* **Problem details**: Skip the pictures. Transcribe the rest of the data below without changing a word.

* **Material**:
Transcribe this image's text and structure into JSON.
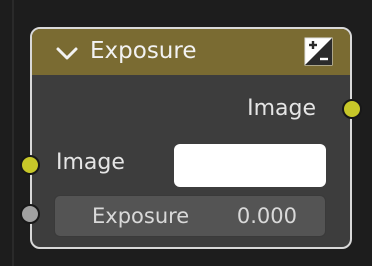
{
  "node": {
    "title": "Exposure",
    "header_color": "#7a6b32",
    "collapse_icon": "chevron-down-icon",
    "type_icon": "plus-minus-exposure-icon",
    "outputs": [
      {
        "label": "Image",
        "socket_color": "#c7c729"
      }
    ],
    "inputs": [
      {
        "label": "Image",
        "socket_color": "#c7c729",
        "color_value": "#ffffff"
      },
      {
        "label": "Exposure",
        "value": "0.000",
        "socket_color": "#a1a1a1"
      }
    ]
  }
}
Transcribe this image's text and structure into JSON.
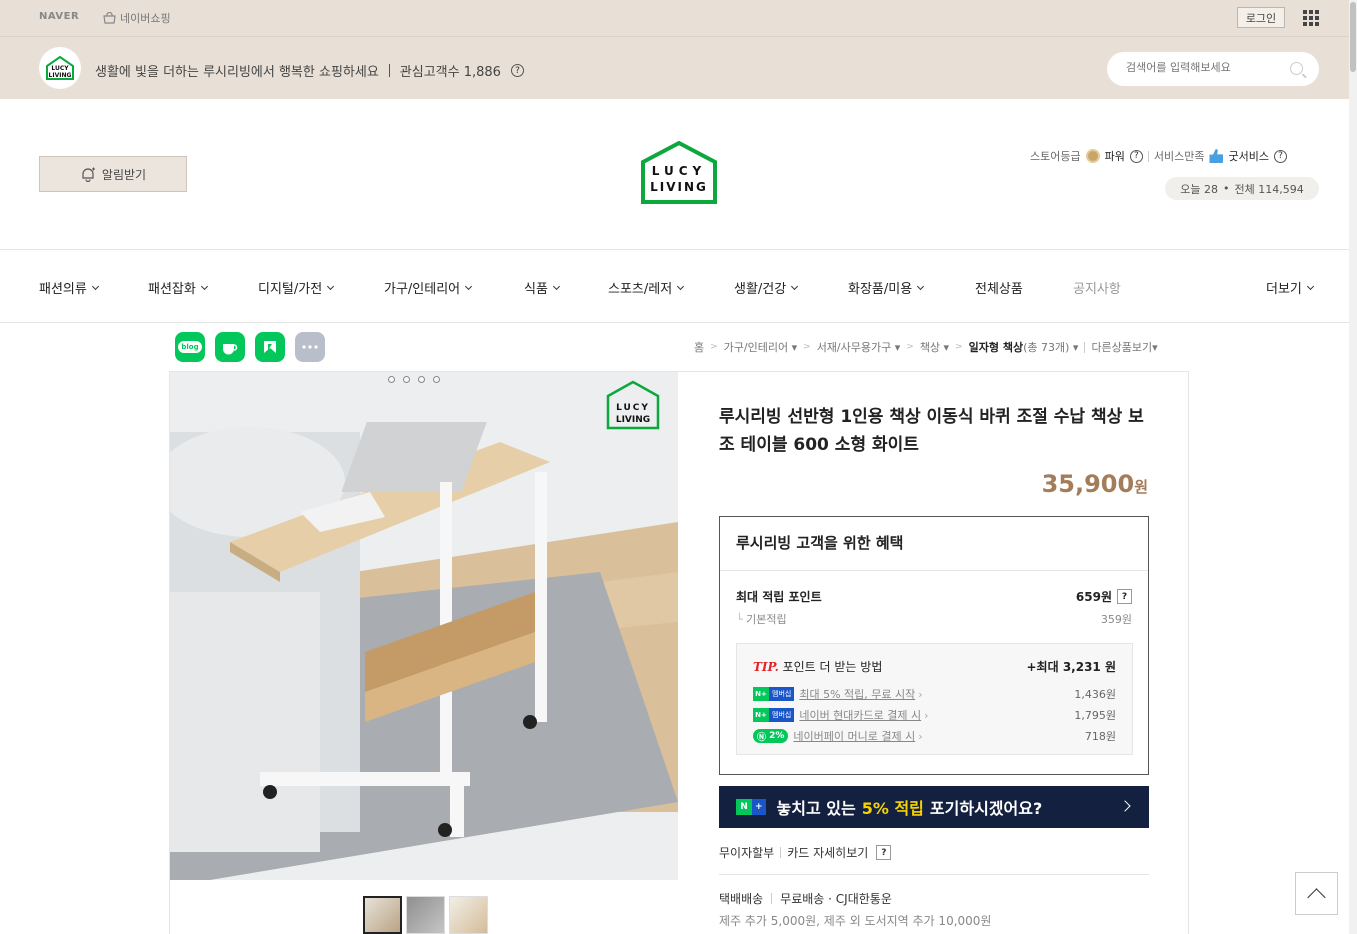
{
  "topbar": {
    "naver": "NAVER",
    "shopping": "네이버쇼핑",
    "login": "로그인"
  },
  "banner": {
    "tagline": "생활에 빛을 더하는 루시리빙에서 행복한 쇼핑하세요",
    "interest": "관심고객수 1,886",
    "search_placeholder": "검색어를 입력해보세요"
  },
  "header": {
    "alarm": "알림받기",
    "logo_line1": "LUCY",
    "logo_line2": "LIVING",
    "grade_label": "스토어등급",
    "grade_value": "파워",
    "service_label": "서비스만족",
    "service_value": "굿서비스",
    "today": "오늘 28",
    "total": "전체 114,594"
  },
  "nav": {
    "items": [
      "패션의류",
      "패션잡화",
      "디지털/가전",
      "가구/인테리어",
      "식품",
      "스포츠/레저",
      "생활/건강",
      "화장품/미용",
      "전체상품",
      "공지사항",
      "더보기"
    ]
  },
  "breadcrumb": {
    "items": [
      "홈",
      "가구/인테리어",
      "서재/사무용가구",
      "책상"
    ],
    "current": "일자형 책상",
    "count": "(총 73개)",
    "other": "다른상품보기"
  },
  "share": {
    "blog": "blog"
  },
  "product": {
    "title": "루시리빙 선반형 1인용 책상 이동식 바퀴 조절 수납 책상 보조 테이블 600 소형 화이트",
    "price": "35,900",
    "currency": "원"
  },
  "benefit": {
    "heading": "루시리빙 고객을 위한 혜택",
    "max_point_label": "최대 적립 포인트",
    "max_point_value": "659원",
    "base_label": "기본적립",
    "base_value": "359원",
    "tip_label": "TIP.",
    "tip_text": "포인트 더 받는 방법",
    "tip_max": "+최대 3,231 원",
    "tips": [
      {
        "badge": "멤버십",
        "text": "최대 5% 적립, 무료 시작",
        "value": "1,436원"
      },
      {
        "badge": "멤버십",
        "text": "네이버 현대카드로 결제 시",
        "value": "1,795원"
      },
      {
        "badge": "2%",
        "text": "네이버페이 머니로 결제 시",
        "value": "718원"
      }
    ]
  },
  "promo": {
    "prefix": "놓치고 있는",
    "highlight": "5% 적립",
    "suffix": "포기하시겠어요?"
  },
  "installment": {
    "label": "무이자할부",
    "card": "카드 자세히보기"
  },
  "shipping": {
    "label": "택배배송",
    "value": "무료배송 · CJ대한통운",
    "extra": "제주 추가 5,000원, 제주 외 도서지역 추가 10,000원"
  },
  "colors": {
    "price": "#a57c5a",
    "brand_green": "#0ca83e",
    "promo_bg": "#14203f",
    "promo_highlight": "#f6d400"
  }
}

* **Task solution**:
Transcribe this image's text and structure into JSON.
{
  "node": {
    "title": "Exposure",
    "header_color": "#7a6b32",
    "collapse_icon": "chevron-down-icon",
    "type_icon": "plus-minus-exposure-icon",
    "outputs": [
      {
        "label": "Image",
        "socket_color": "#c7c729"
      }
    ],
    "inputs": [
      {
        "label": "Image",
        "socket_color": "#c7c729",
        "color_value": "#ffffff"
      },
      {
        "label": "Exposure",
        "value": "0.000",
        "socket_color": "#a1a1a1"
      }
    ]
  }
}
Transcribe this image's text and structure into JSON.
{
  "topbar": {
    "naver": "NAVER",
    "shopping": "네이버쇼핑",
    "login": "로그인"
  },
  "banner": {
    "tagline": "생활에 빛을 더하는 루시리빙에서 행복한 쇼핑하세요",
    "interest": "관심고객수 1,886",
    "search_placeholder": "검색어를 입력해보세요"
  },
  "header": {
    "alarm": "알림받기",
    "logo_line1": "LUCY",
    "logo_line2": "LIVING",
    "grade_label": "스토어등급",
    "grade_value": "파워",
    "service_label": "서비스만족",
    "service_value": "굿서비스",
    "today": "오늘 28",
    "total": "전체 114,594"
  },
  "nav": {
    "items": [
      "패션의류",
      "패션잡화",
      "디지털/가전",
      "가구/인테리어",
      "식품",
      "스포츠/레저",
      "생활/건강",
      "화장품/미용",
      "전체상품",
      "공지사항",
      "더보기"
    ]
  },
  "breadcrumb": {
    "items": [
      "홈",
      "가구/인테리어",
      "서재/사무용가구",
      "책상"
    ],
    "current": "일자형 책상",
    "count": "(총 73개)",
    "other": "다른상품보기"
  },
  "share": {
    "blog": "blog"
  },
  "product": {
    "title": "루시리빙 선반형 1인용 책상 이동식 바퀴 조절 수납 책상 보조 테이블 600 소형 화이트",
    "price": "35,900",
    "currency": "원"
  },
  "benefit": {
    "heading": "루시리빙 고객을 위한 혜택",
    "max_point_label": "최대 적립 포인트",
    "max_point_value": "659원",
    "base_label": "기본적립",
    "base_value": "359원",
    "tip_label": "TIP.",
    "tip_text": "포인트 더 받는 방법",
    "tip_max": "+최대 3,231 원",
    "tips": [
      {
        "badge": "멤버십",
        "text": "최대 5% 적립, 무료 시작",
        "value": "1,436원"
      },
      {
        "badge": "멤버십",
        "text": "네이버 현대카드로 결제 시",
        "value": "1,795원"
      },
      {
        "badge": "2%",
        "text": "네이버페이 머니로 결제 시",
        "value": "718원"
      }
    ]
  },
  "promo": {
    "prefix": "놓치고 있는",
    "highlight": "5% 적립",
    "suffix": "포기하시겠어요?"
  },
  "installment": {
    "label": "무이자할부",
    "card": "카드 자세히보기"
  },
  "shipping": {
    "label": "택배배송",
    "value": "무료배송 · CJ대한통운",
    "extra": "제주 추가 5,000원, 제주 외 도서지역 추가 10,000원"
  },
  "colors": {
    "price": "#a57c5a",
    "brand_green": "#0ca83e",
    "promo_bg": "#14203f",
    "promo_highlight": "#f6d400"
  }
}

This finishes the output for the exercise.